What is asked
Quote, verbatim, all material below, without pictures.

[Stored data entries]
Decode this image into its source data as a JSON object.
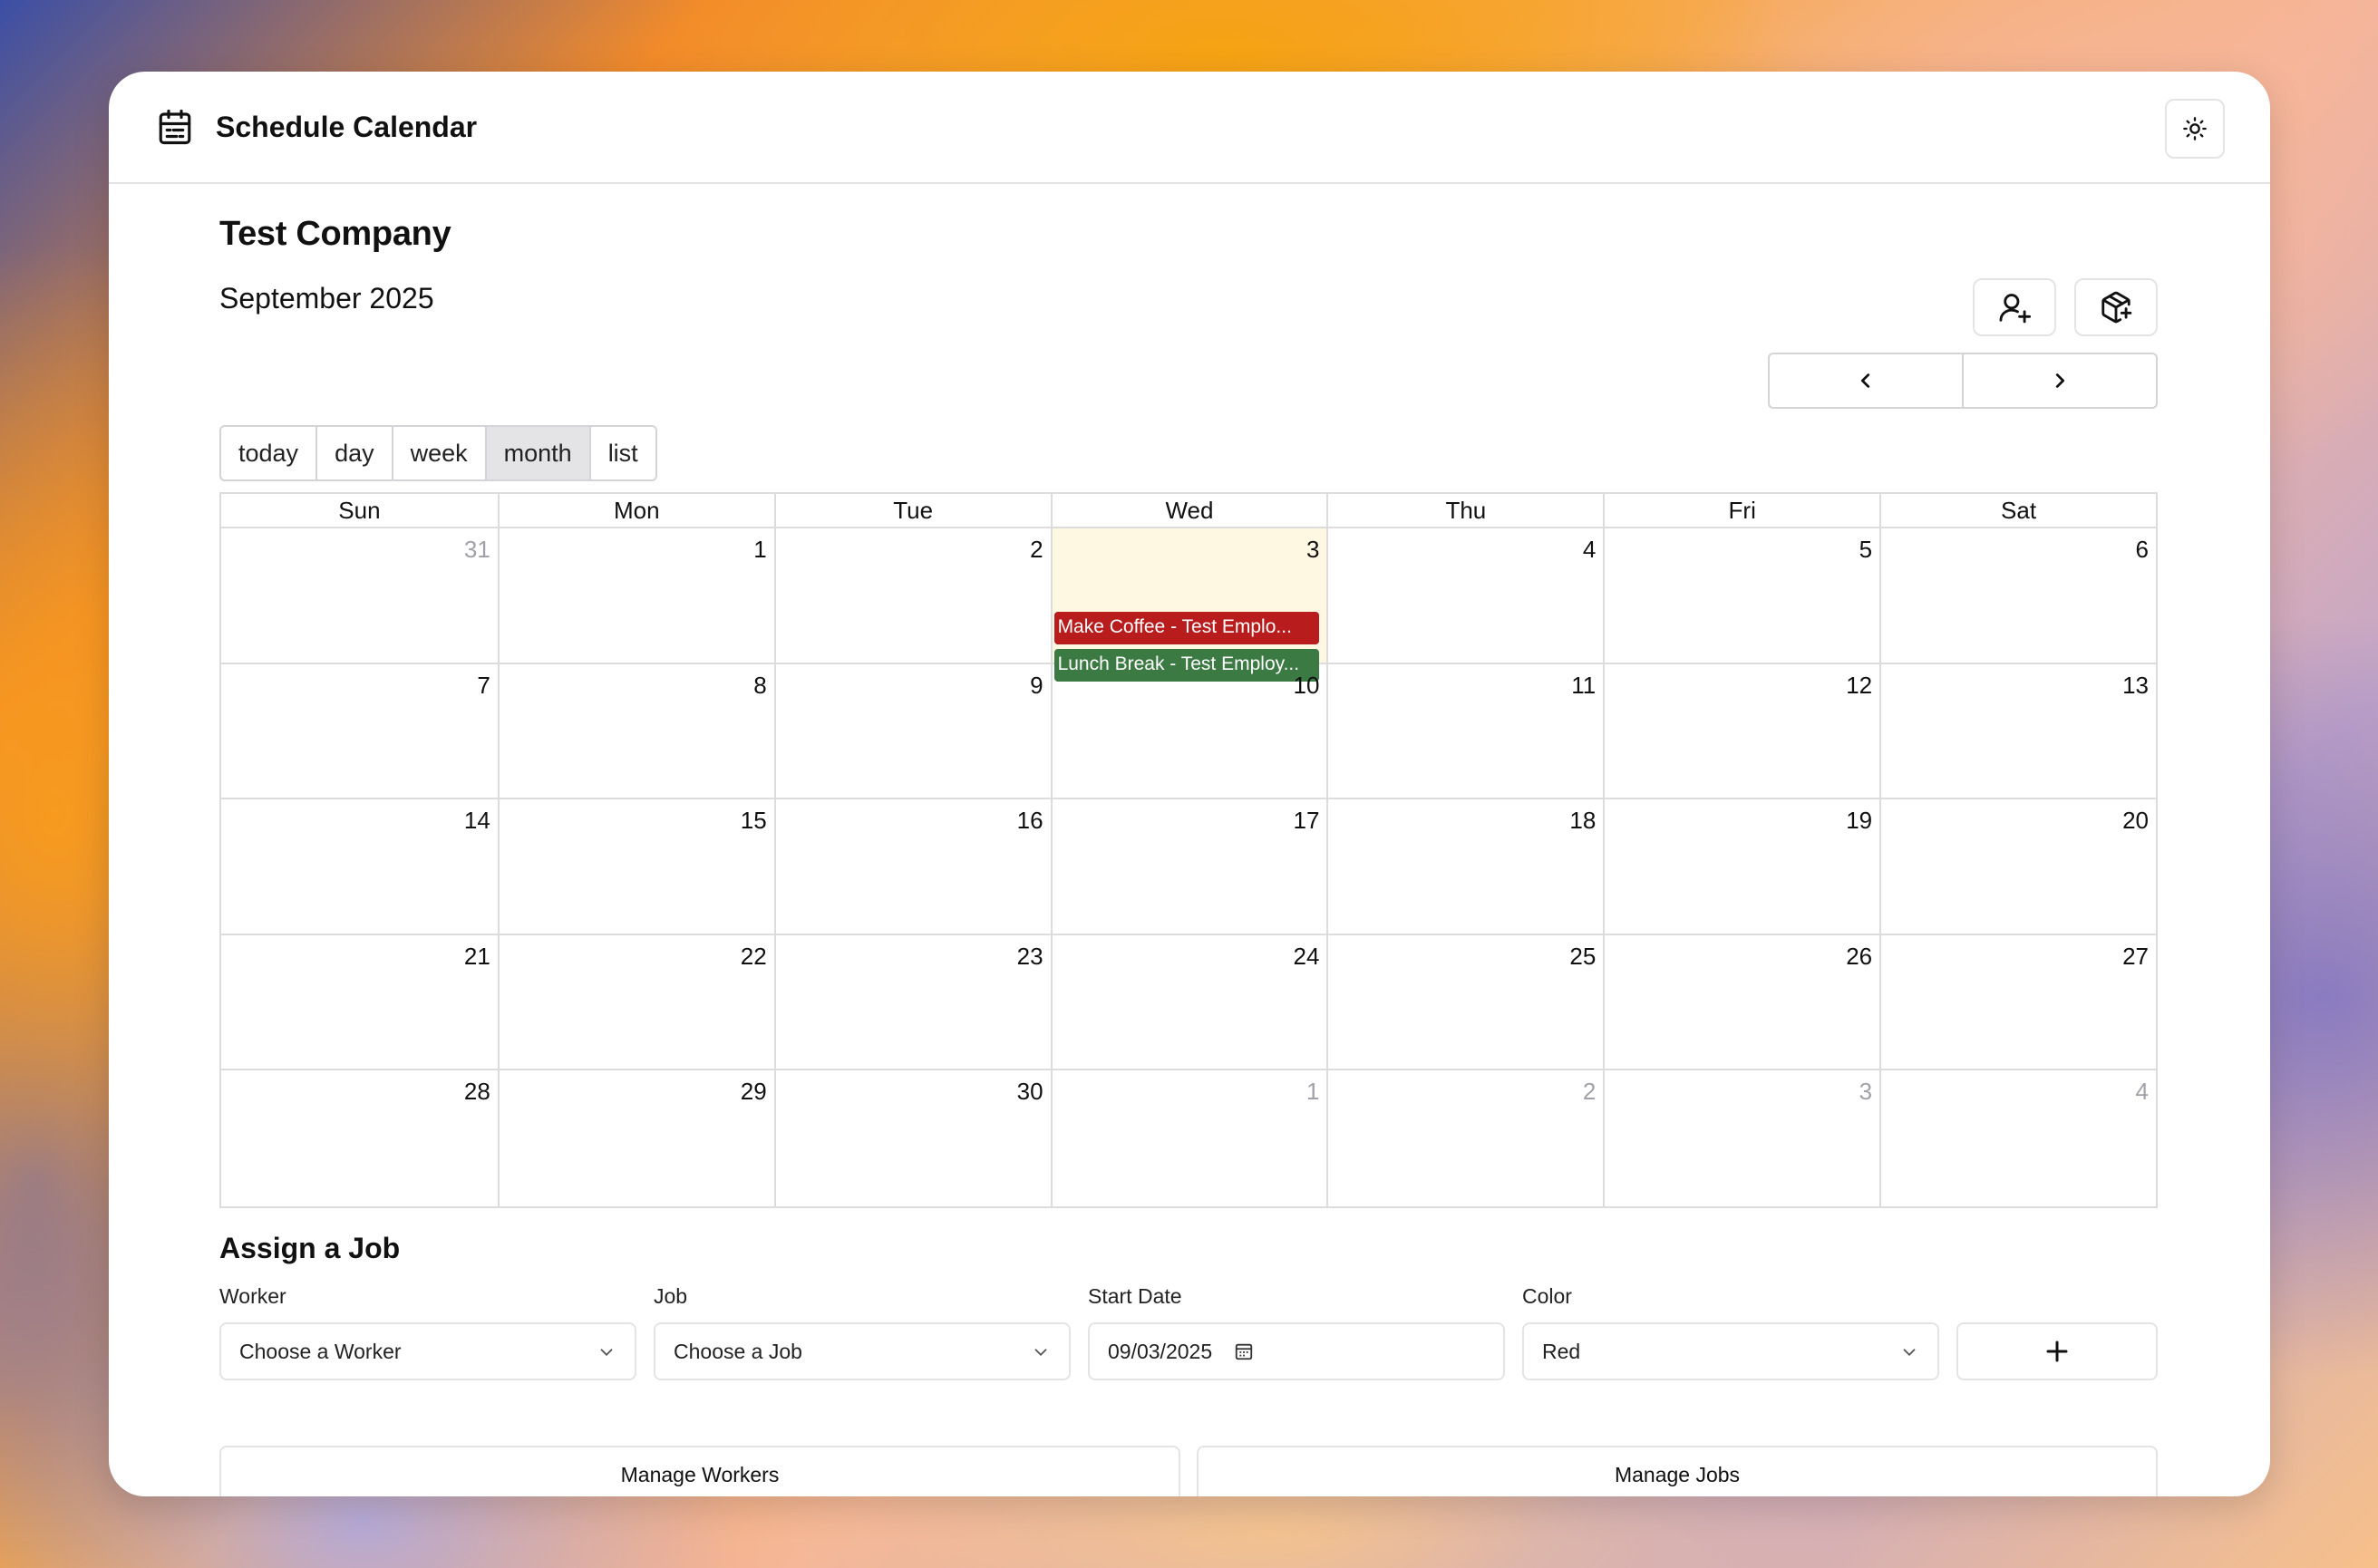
{
  "app": {
    "title": "Schedule Calendar",
    "icon": "calendar-icon",
    "theme_icon": "sun-icon"
  },
  "header": {
    "company": "Test Company",
    "month_label": "September 2025",
    "add_worker_icon": "user-plus-icon",
    "add_job_icon": "package-plus-icon",
    "prev_icon": "chevron-left-icon",
    "next_icon": "chevron-right-icon"
  },
  "views": [
    {
      "label": "today",
      "active": false
    },
    {
      "label": "day",
      "active": false
    },
    {
      "label": "week",
      "active": false
    },
    {
      "label": "month",
      "active": true
    },
    {
      "label": "list",
      "active": false
    }
  ],
  "calendar": {
    "weekdays": [
      "Sun",
      "Mon",
      "Tue",
      "Wed",
      "Thu",
      "Fri",
      "Sat"
    ],
    "weeks": [
      [
        {
          "d": "31",
          "other": true
        },
        {
          "d": "1"
        },
        {
          "d": "2"
        },
        {
          "d": "3",
          "today": true
        },
        {
          "d": "4"
        },
        {
          "d": "5"
        },
        {
          "d": "6"
        }
      ],
      [
        {
          "d": "7"
        },
        {
          "d": "8"
        },
        {
          "d": "9"
        },
        {
          "d": "10"
        },
        {
          "d": "11"
        },
        {
          "d": "12"
        },
        {
          "d": "13"
        }
      ],
      [
        {
          "d": "14"
        },
        {
          "d": "15"
        },
        {
          "d": "16"
        },
        {
          "d": "17"
        },
        {
          "d": "18"
        },
        {
          "d": "19"
        },
        {
          "d": "20"
        }
      ],
      [
        {
          "d": "21"
        },
        {
          "d": "22"
        },
        {
          "d": "23"
        },
        {
          "d": "24"
        },
        {
          "d": "25"
        },
        {
          "d": "26"
        },
        {
          "d": "27"
        }
      ],
      [
        {
          "d": "28"
        },
        {
          "d": "29"
        },
        {
          "d": "30"
        },
        {
          "d": "1",
          "other": true
        },
        {
          "d": "2",
          "other": true
        },
        {
          "d": "3",
          "other": true
        },
        {
          "d": "4",
          "other": true
        }
      ]
    ],
    "events": [
      {
        "week": 0,
        "day": 3,
        "label": "Make Coffee - Test Emplo...",
        "color": "#b91c1c"
      },
      {
        "week": 0,
        "day": 3,
        "label": "Lunch Break - Test Employ...",
        "color": "#3c7a44"
      }
    ],
    "today_bg": "#fef8e3"
  },
  "assign": {
    "title": "Assign a Job",
    "worker_label": "Worker",
    "worker_value": "Choose a Worker",
    "job_label": "Job",
    "job_value": "Choose a Job",
    "start_label": "Start Date",
    "start_value": "09/03/2025",
    "color_label": "Color",
    "color_value": "Red",
    "add_icon": "plus-icon"
  },
  "manage": {
    "workers": "Manage Workers",
    "jobs": "Manage Jobs"
  }
}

Task solution
Decode this image into its source data as a JSON object.
{
  "app": {
    "title": "Schedule Calendar",
    "icon": "calendar-icon",
    "theme_icon": "sun-icon"
  },
  "header": {
    "company": "Test Company",
    "month_label": "September 2025",
    "add_worker_icon": "user-plus-icon",
    "add_job_icon": "package-plus-icon",
    "prev_icon": "chevron-left-icon",
    "next_icon": "chevron-right-icon"
  },
  "views": [
    {
      "label": "today",
      "active": false
    },
    {
      "label": "day",
      "active": false
    },
    {
      "label": "week",
      "active": false
    },
    {
      "label": "month",
      "active": true
    },
    {
      "label": "list",
      "active": false
    }
  ],
  "calendar": {
    "weekdays": [
      "Sun",
      "Mon",
      "Tue",
      "Wed",
      "Thu",
      "Fri",
      "Sat"
    ],
    "weeks": [
      [
        {
          "d": "31",
          "other": true
        },
        {
          "d": "1"
        },
        {
          "d": "2"
        },
        {
          "d": "3",
          "today": true
        },
        {
          "d": "4"
        },
        {
          "d": "5"
        },
        {
          "d": "6"
        }
      ],
      [
        {
          "d": "7"
        },
        {
          "d": "8"
        },
        {
          "d": "9"
        },
        {
          "d": "10"
        },
        {
          "d": "11"
        },
        {
          "d": "12"
        },
        {
          "d": "13"
        }
      ],
      [
        {
          "d": "14"
        },
        {
          "d": "15"
        },
        {
          "d": "16"
        },
        {
          "d": "17"
        },
        {
          "d": "18"
        },
        {
          "d": "19"
        },
        {
          "d": "20"
        }
      ],
      [
        {
          "d": "21"
        },
        {
          "d": "22"
        },
        {
          "d": "23"
        },
        {
          "d": "24"
        },
        {
          "d": "25"
        },
        {
          "d": "26"
        },
        {
          "d": "27"
        }
      ],
      [
        {
          "d": "28"
        },
        {
          "d": "29"
        },
        {
          "d": "30"
        },
        {
          "d": "1",
          "other": true
        },
        {
          "d": "2",
          "other": true
        },
        {
          "d": "3",
          "other": true
        },
        {
          "d": "4",
          "other": true
        }
      ]
    ],
    "events": [
      {
        "week": 0,
        "day": 3,
        "label": "Make Coffee - Test Emplo...",
        "color": "#b91c1c"
      },
      {
        "week": 0,
        "day": 3,
        "label": "Lunch Break - Test Employ...",
        "color": "#3c7a44"
      }
    ],
    "today_bg": "#fef8e3"
  },
  "assign": {
    "title": "Assign a Job",
    "worker_label": "Worker",
    "worker_value": "Choose a Worker",
    "job_label": "Job",
    "job_value": "Choose a Job",
    "start_label": "Start Date",
    "start_value": "09/03/2025",
    "color_label": "Color",
    "color_value": "Red",
    "add_icon": "plus-icon"
  },
  "manage": {
    "workers": "Manage Workers",
    "jobs": "Manage Jobs"
  }
}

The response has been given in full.